===== Provided records

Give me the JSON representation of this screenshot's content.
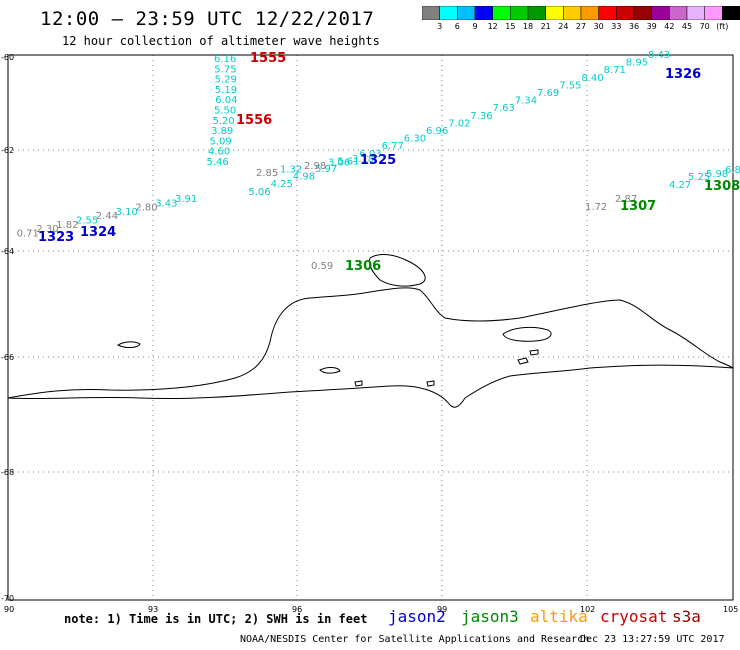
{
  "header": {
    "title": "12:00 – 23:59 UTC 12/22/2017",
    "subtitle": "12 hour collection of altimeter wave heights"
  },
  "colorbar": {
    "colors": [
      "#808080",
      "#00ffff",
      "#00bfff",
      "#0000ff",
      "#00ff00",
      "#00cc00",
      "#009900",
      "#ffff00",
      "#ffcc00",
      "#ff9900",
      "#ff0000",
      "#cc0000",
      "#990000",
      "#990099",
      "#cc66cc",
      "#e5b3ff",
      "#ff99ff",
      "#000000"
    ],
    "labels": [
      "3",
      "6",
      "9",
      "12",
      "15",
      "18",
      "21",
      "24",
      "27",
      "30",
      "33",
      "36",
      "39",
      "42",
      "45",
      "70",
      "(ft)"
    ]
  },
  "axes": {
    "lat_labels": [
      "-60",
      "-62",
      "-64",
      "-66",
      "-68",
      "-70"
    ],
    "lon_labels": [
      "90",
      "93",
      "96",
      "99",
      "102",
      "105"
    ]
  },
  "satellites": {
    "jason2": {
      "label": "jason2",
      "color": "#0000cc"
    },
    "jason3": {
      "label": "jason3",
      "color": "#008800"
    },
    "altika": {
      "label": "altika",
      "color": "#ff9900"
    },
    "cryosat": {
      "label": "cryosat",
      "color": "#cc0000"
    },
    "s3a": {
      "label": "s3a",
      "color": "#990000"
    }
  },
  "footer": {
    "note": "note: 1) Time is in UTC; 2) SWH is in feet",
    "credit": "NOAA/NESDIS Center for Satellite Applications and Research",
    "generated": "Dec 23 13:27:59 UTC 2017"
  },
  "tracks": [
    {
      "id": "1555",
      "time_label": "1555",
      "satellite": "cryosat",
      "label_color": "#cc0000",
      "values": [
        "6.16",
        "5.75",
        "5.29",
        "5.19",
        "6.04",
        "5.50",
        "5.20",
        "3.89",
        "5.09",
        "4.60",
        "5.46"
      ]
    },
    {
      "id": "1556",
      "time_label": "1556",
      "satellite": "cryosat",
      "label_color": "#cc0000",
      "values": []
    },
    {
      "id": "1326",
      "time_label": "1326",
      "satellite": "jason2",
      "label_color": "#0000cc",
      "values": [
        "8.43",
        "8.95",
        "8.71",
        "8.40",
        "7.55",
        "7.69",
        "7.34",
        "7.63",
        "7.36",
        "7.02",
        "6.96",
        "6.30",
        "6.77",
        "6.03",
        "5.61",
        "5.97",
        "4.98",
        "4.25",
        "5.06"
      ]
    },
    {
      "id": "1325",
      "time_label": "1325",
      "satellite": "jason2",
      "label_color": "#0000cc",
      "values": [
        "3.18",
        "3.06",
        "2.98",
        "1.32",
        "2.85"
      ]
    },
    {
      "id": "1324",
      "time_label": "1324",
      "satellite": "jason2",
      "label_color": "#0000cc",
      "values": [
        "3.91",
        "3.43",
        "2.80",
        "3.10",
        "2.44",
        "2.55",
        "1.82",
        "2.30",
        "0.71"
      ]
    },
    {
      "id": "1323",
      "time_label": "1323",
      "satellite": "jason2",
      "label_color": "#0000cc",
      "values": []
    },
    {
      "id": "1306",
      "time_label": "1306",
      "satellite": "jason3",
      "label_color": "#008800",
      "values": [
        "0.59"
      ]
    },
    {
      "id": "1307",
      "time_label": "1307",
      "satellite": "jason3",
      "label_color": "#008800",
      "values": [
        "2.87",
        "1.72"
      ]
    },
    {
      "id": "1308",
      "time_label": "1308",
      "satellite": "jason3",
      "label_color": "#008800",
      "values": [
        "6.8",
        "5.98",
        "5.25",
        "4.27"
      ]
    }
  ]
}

==========
===== Provided records

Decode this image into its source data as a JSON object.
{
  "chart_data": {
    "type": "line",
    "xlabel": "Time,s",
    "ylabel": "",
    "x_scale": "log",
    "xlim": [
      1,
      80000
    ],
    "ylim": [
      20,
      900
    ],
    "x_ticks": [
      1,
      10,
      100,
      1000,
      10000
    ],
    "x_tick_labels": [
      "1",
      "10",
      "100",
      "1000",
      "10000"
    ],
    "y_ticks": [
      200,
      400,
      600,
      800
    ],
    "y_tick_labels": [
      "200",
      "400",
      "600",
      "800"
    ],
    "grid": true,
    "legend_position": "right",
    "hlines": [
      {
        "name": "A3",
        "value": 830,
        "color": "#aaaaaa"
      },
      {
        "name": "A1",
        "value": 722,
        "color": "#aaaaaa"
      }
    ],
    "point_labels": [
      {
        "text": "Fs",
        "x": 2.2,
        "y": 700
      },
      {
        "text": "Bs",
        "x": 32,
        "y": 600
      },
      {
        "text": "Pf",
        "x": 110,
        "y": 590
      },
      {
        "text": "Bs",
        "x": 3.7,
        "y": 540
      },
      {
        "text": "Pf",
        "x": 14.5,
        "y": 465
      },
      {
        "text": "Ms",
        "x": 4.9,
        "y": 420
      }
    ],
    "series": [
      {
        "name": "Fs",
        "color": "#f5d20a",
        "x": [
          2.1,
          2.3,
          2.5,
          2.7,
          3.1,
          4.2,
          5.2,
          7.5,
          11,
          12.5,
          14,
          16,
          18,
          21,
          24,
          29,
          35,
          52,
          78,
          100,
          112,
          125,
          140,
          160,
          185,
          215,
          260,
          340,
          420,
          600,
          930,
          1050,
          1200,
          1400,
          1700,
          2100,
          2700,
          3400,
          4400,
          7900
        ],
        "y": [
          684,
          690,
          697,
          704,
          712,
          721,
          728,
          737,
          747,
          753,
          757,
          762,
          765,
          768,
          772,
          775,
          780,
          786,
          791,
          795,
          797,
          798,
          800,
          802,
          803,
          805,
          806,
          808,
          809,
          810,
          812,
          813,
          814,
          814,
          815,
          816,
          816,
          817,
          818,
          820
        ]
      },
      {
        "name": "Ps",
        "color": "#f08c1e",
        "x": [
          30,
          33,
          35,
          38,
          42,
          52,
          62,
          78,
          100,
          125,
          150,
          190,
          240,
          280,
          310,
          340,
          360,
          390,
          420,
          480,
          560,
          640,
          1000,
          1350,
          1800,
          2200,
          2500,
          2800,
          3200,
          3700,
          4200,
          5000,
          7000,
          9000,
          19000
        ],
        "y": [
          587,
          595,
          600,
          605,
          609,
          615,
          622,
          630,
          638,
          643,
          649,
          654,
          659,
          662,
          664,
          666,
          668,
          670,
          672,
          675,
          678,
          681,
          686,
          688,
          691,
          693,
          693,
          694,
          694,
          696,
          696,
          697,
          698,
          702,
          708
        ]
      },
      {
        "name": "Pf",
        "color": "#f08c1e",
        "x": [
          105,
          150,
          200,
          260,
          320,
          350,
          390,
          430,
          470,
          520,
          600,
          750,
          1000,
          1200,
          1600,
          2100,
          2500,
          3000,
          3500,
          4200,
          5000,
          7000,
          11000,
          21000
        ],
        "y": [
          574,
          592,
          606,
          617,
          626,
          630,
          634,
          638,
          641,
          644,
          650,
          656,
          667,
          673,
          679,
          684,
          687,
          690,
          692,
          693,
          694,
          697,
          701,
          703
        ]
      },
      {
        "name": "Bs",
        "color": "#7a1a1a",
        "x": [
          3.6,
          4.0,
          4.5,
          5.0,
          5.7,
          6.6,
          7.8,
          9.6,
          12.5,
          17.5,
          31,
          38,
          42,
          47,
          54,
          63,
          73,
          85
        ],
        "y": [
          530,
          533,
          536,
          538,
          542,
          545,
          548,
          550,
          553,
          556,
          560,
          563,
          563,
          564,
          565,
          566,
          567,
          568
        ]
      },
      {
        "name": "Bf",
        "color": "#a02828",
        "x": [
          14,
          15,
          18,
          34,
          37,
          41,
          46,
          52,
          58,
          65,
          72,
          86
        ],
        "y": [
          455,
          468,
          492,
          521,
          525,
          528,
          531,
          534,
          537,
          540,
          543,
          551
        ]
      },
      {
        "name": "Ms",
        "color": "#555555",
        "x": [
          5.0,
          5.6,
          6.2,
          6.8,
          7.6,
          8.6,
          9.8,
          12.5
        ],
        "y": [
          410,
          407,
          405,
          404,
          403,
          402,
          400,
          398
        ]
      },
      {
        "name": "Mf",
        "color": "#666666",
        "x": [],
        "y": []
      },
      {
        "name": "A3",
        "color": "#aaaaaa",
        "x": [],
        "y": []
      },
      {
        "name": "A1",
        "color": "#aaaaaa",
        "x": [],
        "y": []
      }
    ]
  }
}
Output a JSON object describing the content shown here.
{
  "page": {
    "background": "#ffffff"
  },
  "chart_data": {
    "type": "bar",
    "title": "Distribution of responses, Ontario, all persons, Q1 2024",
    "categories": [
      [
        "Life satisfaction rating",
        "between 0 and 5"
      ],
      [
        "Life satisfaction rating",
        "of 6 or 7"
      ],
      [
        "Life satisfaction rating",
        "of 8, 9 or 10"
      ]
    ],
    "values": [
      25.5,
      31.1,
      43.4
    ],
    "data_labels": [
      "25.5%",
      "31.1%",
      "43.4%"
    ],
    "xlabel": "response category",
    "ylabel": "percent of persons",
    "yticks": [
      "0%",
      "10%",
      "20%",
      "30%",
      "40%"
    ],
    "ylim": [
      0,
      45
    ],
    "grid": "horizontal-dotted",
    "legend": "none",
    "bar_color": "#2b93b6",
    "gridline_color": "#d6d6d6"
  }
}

==========
===== Provided records

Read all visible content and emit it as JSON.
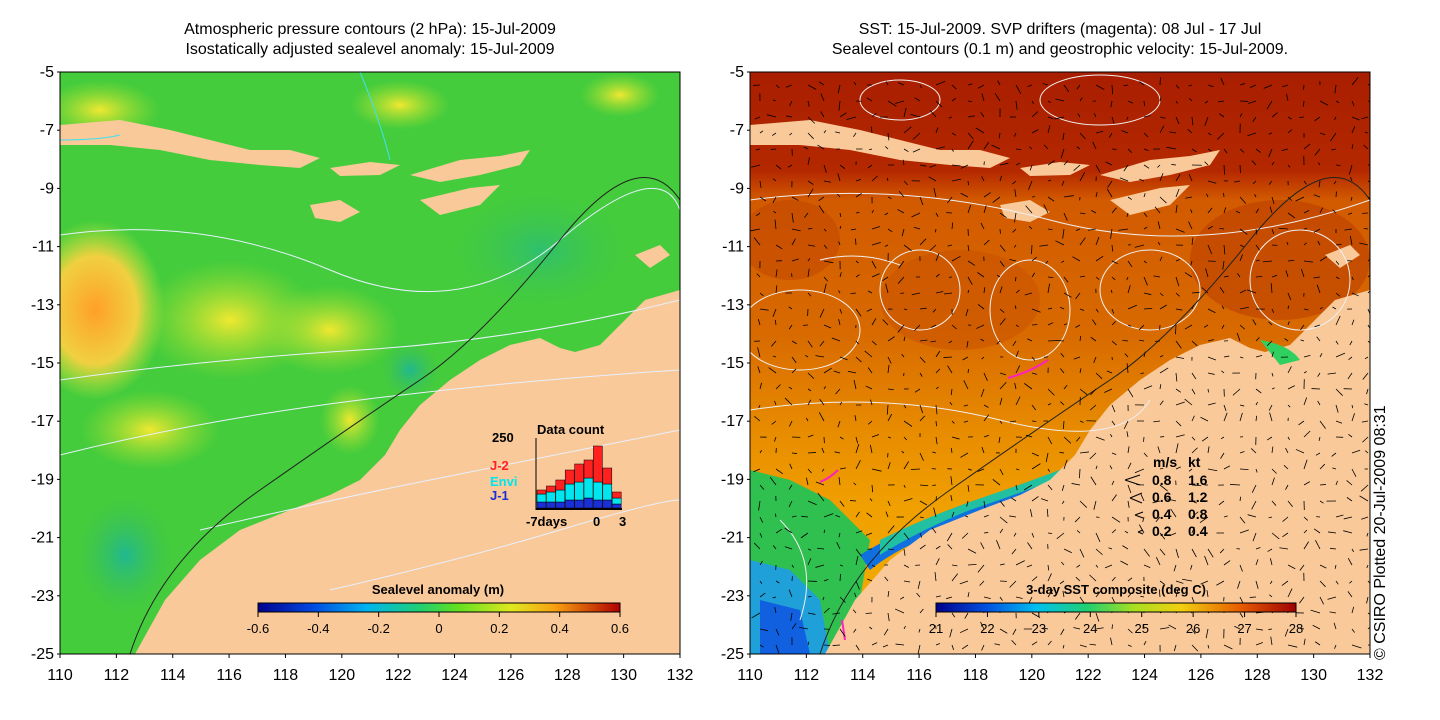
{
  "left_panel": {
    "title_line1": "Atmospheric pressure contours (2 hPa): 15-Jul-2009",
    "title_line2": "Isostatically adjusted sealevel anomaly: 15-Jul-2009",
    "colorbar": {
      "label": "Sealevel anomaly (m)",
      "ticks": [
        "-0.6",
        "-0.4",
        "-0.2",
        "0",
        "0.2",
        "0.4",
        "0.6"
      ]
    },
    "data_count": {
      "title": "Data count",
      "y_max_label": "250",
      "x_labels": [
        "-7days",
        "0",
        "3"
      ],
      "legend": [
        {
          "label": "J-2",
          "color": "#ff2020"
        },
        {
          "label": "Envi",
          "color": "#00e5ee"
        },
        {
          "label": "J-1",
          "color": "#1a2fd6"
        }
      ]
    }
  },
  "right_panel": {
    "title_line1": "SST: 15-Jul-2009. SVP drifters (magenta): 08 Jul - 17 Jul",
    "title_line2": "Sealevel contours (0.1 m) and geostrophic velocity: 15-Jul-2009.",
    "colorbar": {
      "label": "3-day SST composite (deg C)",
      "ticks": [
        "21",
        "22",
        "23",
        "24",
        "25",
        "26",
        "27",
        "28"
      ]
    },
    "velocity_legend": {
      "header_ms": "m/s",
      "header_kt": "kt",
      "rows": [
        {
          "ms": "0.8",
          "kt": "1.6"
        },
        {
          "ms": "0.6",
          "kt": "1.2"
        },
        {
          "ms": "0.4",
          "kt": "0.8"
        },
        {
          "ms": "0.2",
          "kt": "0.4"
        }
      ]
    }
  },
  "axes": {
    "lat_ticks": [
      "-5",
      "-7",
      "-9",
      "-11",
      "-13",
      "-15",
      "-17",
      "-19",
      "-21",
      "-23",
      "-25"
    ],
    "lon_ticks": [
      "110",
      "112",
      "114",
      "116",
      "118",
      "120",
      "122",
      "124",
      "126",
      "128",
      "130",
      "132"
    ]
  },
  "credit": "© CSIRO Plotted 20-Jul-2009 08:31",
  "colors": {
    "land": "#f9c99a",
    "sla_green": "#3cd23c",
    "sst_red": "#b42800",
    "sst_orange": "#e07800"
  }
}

==========

Scan the material line by line and report each one that contains "this".

Give me the JSON representation of this screenshot's content.
Decode this image into its source data as a JSON object.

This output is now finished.